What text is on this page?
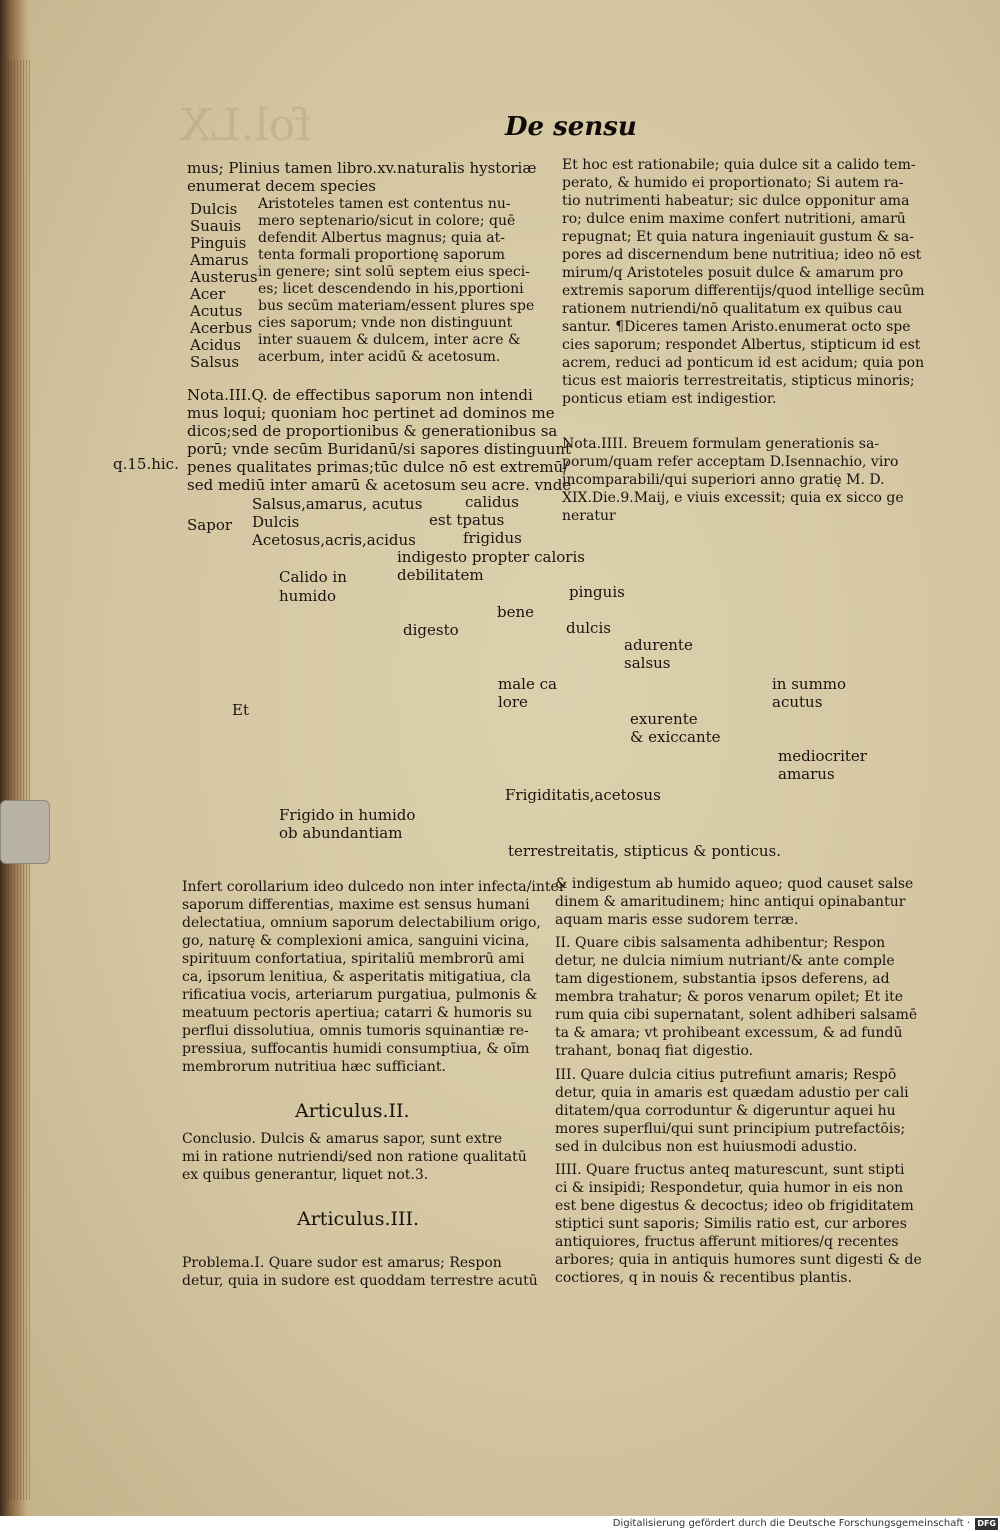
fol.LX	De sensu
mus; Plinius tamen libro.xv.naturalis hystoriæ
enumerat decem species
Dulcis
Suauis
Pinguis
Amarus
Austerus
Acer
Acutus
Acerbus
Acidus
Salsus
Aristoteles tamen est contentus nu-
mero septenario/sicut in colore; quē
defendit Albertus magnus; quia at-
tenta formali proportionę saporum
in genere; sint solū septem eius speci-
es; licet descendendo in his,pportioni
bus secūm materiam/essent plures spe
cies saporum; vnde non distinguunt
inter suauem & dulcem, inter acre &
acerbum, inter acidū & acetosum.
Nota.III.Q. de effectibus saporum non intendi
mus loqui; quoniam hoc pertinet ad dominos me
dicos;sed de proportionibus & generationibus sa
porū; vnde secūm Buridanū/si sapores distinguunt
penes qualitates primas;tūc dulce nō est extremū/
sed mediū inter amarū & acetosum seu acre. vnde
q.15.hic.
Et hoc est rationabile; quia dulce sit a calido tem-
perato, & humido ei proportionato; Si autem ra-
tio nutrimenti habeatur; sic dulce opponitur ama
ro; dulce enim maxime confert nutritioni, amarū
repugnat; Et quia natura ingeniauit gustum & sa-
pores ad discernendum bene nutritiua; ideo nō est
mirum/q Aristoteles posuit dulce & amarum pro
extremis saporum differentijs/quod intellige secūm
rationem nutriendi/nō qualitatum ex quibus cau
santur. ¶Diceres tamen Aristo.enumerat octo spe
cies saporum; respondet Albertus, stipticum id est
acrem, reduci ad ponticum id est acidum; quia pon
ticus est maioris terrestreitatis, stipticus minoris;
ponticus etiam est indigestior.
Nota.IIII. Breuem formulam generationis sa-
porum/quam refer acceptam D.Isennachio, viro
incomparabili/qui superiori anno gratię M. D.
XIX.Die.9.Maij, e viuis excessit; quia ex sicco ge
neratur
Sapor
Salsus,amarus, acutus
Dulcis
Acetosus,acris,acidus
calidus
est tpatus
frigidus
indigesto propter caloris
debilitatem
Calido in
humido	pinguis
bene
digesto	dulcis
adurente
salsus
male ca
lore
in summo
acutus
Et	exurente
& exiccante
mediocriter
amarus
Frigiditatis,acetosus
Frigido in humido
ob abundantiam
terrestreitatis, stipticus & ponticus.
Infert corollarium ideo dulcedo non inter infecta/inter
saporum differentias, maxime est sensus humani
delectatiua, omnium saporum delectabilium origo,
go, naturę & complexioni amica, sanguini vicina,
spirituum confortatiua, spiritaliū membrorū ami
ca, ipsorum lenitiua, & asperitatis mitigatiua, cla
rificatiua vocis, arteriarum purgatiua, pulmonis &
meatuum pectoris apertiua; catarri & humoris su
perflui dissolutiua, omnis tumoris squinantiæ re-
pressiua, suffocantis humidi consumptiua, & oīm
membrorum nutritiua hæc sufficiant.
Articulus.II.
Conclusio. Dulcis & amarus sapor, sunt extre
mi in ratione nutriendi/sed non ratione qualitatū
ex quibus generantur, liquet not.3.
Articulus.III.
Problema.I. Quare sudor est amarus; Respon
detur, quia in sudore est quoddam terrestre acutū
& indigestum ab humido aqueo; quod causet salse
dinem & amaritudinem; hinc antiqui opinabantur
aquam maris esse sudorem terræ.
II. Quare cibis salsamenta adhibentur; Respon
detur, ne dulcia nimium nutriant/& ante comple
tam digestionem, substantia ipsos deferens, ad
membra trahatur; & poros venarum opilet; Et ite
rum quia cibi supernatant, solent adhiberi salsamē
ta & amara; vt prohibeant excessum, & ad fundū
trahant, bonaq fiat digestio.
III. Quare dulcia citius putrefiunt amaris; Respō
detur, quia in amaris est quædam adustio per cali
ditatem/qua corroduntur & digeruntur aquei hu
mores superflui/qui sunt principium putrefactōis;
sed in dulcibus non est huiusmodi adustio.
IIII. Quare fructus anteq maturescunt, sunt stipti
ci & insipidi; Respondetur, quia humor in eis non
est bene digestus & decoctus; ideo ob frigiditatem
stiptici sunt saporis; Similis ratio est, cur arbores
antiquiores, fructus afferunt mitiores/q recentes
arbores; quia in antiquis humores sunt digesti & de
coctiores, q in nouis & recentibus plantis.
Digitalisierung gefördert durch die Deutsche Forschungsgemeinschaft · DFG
------------------------------------------------
• _WORK TO BE COMPLETED_
Look through the listing above and copy each line with the word "dulcia" in it.

• _ANSWER BOX_
detur, ne dulcia nimium nutriant/& ante comple
III. Quare dulcia citius putrefiunt amaris; Respō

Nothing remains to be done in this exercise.